## [Exercise details]
Write out each line beneath this one exactly as it reads.

Data excerpts:
•••••

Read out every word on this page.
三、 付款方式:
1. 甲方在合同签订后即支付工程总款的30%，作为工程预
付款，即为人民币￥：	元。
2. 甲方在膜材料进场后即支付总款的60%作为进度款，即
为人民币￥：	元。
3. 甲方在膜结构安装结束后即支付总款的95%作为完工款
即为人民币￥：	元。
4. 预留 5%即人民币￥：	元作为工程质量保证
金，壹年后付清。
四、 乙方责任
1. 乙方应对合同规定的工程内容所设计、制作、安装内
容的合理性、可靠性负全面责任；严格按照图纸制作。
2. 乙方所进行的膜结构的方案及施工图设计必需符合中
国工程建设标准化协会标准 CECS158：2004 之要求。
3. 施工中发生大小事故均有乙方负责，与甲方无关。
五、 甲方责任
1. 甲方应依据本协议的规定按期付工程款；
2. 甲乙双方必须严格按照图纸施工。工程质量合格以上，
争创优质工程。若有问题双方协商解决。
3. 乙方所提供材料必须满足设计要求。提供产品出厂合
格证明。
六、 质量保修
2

•••••

## [The output]
Read out every word on this page.
三、 付款方式:
1. 甲方在合同签订后即支付工程总款的30%，作为工程预
付款，即为人民币￥：	元。
2. 甲方在膜材料进场后即支付总款的60%作为进度款，即
为人民币￥：	元。
3. 甲方在膜结构安装结束后即支付总款的95%作为完工款
即为人民币￥：	元。
4. 预留 5%即人民币￥：	元作为工程质量保证
金，壹年后付清。
四、 乙方责任
1. 乙方应对合同规定的工程内容所设计、制作、安装内
容的合理性、可靠性负全面责任；严格按照图纸制作。
2. 乙方所进行的膜结构的方案及施工图设计必需符合中
国工程建设标准化协会标准 CECS158：2004 之要求。
3. 施工中发生大小事故均有乙方负责，与甲方无关。
五、 甲方责任
1. 甲方应依据本协议的规定按期付工程款；
2. 甲乙双方必须严格按照图纸施工。工程质量合格以上，
争创优质工程。若有问题双方协商解决。
3. 乙方所提供材料必须满足设计要求。提供产品出厂合
格证明。
六、 质量保修
2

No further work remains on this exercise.